**What to do:** Extract the full set of records, then give each one again exactly.

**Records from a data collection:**
·····
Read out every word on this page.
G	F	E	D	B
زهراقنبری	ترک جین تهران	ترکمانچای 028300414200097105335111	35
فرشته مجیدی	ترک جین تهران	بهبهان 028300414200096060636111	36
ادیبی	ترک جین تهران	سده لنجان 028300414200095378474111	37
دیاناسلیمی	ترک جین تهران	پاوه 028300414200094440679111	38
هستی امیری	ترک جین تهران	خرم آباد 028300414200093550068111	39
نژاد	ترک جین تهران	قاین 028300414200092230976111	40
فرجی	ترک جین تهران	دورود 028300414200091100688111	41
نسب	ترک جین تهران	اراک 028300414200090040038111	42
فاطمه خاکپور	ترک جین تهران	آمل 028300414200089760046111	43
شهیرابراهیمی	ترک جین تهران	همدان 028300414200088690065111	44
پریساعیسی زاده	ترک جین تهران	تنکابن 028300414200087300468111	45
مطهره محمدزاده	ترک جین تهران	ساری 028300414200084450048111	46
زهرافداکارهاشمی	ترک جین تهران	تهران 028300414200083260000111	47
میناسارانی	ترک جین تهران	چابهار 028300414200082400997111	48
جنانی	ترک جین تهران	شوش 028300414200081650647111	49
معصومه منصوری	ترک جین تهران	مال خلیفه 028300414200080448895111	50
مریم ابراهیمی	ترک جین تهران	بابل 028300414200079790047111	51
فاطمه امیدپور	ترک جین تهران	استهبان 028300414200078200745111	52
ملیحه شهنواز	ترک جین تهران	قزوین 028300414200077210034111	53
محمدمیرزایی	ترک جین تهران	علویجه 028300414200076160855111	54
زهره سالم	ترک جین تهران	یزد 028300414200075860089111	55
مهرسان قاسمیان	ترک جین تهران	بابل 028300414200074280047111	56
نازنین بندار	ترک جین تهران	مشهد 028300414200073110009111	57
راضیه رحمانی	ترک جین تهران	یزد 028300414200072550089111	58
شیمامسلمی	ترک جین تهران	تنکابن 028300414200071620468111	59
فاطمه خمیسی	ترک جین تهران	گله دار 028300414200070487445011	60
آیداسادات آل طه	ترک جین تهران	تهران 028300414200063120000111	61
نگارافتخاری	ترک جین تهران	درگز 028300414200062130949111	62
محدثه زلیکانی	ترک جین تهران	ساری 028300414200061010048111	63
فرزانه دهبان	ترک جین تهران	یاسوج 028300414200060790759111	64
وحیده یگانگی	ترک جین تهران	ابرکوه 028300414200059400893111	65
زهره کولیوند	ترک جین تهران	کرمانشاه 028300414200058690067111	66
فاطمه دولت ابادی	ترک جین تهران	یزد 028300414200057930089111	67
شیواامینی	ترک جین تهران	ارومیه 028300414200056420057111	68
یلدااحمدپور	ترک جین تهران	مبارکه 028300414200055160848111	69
·····
**Response to the task:**
Read out every word on this page.
G	F	E	D	B
زهراقنبری	ترک جین تهران	ترکمانچای 028300414200097105335111	35
فرشته مجیدی	ترک جین تهران	بهبهان 028300414200096060636111	36
ادیبی	ترک جین تهران	سده لنجان 028300414200095378474111	37
دیاناسلیمی	ترک جین تهران	پاوه 028300414200094440679111	38
هستی امیری	ترک جین تهران	خرم آباد 028300414200093550068111	39
نژاد	ترک جین تهران	قاین 028300414200092230976111	40
فرجی	ترک جین تهران	دورود 028300414200091100688111	41
نسب	ترک جین تهران	اراک 028300414200090040038111	42
فاطمه خاکپور	ترک جین تهران	آمل 028300414200089760046111	43
شهیرابراهیمی	ترک جین تهران	همدان 028300414200088690065111	44
پریساعیسی زاده	ترک جین تهران	تنکابن 028300414200087300468111	45
مطهره محمدزاده	ترک جین تهران	ساری 028300414200084450048111	46
زهرافداکارهاشمی	ترک جین تهران	تهران 028300414200083260000111	47
میناسارانی	ترک جین تهران	چابهار 028300414200082400997111	48
جنانی	ترک جین تهران	شوش 028300414200081650647111	49
معصومه منصوری	ترک جین تهران	مال خلیفه 028300414200080448895111	50
مریم ابراهیمی	ترک جین تهران	بابل 028300414200079790047111	51
فاطمه امیدپور	ترک جین تهران	استهبان 028300414200078200745111	52
ملیحه شهنواز	ترک جین تهران	قزوین 028300414200077210034111	53
محمدمیرزایی	ترک جین تهران	علویجه 028300414200076160855111	54
زهره سالم	ترک جین تهران	یزد 028300414200075860089111	55
مهرسان قاسمیان	ترک جین تهران	بابل 028300414200074280047111	56
نازنین بندار	ترک جین تهران	مشهد 028300414200073110009111	57
راضیه رحمانی	ترک جین تهران	یزد 028300414200072550089111	58
شیمامسلمی	ترک جین تهران	تنکابن 028300414200071620468111	59
فاطمه خمیسی	ترک جین تهران	گله دار 028300414200070487445011	60
آیداسادات آل طه	ترک جین تهران	تهران 028300414200063120000111	61
نگارافتخاری	ترک جین تهران	درگز 028300414200062130949111	62
محدثه زلیکانی	ترک جین تهران	ساری 028300414200061010048111	63
فرزانه دهبان	ترک جین تهران	یاسوج 028300414200060790759111	64
وحیده یگانگی	ترک جین تهران	ابرکوه 028300414200059400893111	65
زهره کولیوند	ترک جین تهران	کرمانشاه 028300414200058690067111	66
فاطمه دولت ابادی	ترک جین تهران	یزد 028300414200057930089111	67
شیواامینی	ترک جین تهران	ارومیه 028300414200056420057111	68
یلدااحمدپور	ترک جین تهران	مبارکه 028300414200055160848111	69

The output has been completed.